**OBJECTIVE:**
Go through the records and show each line where the word "术语及定义" occurs.

**ENTRIES SUPPLIED:**
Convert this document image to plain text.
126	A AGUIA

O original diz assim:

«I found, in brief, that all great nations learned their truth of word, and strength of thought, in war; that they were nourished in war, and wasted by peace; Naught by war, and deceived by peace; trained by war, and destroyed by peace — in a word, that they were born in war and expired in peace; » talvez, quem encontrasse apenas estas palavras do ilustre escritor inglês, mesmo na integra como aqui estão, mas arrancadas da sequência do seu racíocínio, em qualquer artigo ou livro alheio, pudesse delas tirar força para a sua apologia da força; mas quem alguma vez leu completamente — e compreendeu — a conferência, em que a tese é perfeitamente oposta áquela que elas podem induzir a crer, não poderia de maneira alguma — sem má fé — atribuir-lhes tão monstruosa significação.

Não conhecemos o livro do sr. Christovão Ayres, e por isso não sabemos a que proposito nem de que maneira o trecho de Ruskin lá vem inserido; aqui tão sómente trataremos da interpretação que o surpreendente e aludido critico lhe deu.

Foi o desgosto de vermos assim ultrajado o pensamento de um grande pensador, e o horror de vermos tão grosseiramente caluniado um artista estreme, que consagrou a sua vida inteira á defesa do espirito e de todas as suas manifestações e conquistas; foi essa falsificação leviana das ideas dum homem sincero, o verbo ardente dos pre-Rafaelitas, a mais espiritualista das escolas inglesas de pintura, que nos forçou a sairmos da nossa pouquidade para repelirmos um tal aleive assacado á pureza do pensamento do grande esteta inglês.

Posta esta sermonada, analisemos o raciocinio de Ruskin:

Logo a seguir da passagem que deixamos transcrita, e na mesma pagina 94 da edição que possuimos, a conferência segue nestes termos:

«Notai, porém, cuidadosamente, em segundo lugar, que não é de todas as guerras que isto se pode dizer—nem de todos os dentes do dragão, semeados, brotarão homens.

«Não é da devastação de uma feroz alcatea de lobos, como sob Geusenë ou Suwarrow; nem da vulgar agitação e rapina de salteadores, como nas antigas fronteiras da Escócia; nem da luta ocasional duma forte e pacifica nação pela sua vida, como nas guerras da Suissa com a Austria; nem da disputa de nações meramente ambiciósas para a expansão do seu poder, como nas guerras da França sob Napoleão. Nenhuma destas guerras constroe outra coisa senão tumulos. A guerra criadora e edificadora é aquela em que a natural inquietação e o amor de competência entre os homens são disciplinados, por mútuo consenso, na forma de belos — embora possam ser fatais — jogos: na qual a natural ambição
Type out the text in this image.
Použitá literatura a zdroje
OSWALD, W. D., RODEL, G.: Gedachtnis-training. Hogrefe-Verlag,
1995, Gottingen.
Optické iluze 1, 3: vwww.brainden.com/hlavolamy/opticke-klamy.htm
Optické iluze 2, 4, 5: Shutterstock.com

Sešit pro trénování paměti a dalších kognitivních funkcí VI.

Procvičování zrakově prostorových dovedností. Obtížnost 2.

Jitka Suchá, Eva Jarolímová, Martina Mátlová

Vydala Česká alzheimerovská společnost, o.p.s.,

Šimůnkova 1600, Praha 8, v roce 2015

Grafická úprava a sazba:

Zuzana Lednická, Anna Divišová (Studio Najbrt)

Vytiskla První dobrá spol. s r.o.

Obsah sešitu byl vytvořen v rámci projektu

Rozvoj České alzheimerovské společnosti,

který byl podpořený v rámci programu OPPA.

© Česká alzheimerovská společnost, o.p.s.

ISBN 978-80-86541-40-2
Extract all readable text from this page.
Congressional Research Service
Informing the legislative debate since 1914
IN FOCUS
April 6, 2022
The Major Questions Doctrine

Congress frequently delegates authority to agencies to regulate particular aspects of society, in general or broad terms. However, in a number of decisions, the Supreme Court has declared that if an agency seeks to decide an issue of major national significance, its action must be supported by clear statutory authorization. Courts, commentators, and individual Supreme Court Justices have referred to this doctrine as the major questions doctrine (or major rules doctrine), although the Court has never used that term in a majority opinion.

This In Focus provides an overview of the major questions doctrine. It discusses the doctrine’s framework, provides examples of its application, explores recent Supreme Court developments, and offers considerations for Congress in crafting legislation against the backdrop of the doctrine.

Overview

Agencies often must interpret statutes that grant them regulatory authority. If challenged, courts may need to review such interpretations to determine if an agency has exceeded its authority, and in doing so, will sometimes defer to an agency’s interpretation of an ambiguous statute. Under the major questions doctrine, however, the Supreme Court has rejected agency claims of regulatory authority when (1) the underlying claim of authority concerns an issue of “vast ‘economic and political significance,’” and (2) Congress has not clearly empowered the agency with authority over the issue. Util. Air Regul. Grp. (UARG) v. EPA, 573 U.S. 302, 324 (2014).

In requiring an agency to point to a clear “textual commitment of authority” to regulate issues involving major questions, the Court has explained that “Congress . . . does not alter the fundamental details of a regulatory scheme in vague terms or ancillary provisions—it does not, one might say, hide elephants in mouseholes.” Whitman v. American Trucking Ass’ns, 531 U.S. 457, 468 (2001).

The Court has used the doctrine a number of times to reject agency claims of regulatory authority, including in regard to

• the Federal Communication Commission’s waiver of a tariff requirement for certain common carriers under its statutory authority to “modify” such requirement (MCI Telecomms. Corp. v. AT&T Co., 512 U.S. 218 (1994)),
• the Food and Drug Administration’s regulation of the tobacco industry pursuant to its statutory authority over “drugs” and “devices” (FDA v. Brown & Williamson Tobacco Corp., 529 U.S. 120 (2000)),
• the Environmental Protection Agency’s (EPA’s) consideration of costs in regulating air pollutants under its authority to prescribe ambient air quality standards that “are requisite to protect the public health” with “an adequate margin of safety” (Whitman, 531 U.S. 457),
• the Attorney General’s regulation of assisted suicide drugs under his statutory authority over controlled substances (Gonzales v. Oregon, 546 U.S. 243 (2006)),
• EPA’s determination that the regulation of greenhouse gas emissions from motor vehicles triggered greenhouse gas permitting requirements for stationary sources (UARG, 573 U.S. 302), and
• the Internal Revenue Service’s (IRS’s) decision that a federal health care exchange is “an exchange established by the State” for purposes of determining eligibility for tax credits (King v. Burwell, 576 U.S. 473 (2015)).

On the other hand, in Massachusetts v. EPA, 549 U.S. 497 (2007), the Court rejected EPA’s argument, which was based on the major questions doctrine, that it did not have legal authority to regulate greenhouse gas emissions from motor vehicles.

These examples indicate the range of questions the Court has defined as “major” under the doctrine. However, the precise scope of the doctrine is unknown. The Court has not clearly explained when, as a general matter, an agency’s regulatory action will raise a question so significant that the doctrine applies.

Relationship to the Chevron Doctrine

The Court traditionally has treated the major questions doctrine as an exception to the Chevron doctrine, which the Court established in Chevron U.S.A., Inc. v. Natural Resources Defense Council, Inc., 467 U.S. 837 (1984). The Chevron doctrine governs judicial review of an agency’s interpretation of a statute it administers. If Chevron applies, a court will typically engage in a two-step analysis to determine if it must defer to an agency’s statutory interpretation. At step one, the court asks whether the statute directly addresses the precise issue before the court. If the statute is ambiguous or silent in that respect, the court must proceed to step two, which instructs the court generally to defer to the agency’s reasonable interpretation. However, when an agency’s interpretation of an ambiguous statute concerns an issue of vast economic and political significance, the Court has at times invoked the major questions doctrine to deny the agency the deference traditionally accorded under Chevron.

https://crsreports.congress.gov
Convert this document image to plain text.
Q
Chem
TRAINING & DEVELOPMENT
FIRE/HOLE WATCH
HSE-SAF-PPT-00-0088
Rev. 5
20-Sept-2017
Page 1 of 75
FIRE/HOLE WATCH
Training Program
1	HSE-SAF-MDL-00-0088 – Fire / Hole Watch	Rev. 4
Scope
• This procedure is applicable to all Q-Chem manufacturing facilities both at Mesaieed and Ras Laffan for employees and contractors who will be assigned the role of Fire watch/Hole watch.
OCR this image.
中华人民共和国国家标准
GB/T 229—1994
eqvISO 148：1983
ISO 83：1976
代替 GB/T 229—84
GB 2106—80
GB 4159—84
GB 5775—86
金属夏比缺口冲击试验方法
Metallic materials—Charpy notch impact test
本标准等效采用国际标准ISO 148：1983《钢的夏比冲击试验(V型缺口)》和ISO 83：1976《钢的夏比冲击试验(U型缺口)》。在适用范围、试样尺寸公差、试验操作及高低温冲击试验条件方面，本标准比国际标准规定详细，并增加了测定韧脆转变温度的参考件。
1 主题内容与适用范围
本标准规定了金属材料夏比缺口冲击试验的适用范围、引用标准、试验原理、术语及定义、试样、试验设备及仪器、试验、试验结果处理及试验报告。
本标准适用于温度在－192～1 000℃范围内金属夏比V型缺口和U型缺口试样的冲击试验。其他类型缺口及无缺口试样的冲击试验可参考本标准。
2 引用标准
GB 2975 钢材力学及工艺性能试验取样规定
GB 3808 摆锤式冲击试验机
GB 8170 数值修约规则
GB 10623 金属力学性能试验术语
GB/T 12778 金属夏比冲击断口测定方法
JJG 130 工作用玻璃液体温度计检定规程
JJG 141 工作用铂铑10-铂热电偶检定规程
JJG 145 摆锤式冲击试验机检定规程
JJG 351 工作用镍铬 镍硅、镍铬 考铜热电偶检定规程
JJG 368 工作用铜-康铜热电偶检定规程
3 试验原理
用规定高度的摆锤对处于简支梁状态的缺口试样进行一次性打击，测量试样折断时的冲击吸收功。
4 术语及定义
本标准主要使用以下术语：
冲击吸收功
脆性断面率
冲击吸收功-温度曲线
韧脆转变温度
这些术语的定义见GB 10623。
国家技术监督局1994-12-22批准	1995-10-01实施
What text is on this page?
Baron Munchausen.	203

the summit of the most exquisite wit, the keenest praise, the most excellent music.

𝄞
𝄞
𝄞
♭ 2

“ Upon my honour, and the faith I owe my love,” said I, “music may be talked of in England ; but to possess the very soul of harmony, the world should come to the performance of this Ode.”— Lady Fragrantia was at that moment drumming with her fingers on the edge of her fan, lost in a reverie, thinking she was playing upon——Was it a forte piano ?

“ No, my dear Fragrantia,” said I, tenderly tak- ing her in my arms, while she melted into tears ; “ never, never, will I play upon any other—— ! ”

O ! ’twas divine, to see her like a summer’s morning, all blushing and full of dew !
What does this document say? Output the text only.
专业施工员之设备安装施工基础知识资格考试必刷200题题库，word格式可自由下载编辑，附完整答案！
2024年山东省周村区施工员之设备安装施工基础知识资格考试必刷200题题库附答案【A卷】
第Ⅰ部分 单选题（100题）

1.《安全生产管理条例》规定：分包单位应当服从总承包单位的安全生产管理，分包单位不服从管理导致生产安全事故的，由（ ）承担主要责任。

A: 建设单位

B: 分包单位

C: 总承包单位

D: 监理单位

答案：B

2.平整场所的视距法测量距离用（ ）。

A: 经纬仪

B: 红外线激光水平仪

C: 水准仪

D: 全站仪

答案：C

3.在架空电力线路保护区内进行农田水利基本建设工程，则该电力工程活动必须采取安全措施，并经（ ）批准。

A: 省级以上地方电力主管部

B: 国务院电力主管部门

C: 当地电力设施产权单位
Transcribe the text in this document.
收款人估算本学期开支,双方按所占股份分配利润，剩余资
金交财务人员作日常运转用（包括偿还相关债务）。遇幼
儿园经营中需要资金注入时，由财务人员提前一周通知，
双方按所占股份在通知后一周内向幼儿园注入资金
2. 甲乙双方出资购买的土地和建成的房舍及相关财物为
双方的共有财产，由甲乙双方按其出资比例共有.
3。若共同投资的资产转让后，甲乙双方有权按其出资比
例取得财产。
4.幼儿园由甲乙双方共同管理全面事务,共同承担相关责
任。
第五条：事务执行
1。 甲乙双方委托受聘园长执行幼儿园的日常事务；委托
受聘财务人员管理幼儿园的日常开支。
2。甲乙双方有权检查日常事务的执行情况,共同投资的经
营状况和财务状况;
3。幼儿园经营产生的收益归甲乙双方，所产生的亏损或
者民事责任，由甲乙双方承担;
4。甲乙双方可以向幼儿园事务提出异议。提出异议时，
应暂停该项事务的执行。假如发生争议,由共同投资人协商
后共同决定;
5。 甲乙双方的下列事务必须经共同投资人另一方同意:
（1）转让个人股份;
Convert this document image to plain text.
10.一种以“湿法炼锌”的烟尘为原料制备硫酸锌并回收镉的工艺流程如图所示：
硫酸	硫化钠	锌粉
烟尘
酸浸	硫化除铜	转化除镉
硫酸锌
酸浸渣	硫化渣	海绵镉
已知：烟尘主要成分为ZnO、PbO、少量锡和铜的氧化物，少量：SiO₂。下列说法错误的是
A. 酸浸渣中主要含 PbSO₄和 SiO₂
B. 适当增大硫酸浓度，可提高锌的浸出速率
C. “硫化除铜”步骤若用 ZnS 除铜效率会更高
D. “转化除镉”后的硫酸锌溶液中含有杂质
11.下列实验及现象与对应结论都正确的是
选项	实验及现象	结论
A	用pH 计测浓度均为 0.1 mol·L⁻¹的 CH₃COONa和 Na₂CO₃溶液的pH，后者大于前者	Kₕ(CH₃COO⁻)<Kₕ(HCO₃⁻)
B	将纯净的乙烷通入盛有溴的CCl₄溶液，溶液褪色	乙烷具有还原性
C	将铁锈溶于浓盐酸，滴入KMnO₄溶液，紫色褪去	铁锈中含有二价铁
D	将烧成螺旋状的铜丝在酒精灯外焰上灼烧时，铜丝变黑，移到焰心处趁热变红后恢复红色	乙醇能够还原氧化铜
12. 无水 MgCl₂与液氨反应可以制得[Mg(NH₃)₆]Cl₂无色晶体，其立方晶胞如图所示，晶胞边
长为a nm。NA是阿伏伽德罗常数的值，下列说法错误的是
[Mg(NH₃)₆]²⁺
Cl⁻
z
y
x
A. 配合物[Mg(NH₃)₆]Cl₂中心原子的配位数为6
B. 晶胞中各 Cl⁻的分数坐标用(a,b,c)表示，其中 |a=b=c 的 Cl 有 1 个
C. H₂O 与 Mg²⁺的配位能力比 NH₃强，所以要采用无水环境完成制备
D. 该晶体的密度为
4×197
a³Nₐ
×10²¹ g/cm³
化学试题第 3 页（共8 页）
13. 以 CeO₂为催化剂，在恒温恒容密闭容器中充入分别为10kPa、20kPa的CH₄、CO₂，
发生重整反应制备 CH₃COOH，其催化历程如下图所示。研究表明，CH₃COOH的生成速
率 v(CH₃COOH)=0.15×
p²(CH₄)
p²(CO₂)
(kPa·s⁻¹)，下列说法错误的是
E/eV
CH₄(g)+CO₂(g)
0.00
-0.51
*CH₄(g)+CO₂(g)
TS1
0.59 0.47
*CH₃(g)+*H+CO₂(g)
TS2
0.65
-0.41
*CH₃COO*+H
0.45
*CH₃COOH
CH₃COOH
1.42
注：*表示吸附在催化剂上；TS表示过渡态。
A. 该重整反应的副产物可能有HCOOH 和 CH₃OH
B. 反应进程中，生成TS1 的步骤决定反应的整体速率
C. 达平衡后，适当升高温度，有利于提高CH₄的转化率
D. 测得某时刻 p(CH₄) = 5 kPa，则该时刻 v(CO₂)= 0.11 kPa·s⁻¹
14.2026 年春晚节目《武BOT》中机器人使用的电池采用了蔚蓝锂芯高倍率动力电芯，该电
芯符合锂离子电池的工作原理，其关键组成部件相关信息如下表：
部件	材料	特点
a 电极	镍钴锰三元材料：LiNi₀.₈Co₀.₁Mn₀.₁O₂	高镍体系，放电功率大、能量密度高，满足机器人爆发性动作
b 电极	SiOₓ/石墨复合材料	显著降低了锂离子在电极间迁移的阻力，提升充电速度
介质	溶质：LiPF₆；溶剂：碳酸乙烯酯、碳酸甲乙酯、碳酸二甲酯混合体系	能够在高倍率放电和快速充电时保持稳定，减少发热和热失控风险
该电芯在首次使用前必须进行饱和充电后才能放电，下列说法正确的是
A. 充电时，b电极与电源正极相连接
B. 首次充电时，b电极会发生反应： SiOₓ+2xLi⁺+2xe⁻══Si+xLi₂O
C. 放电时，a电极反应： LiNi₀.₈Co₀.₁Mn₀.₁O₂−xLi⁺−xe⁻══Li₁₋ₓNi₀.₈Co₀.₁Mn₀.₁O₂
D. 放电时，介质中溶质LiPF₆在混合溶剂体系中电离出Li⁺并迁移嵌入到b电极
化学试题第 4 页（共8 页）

**ANSWER BELOW:**
本标准规定了金属材料夏比缺口冲击试验的适用范围、引用标准、试验原理、术语及定义、试样、试验设备及仪器、试验、试验结果处理及试验报告。
4 术语及定义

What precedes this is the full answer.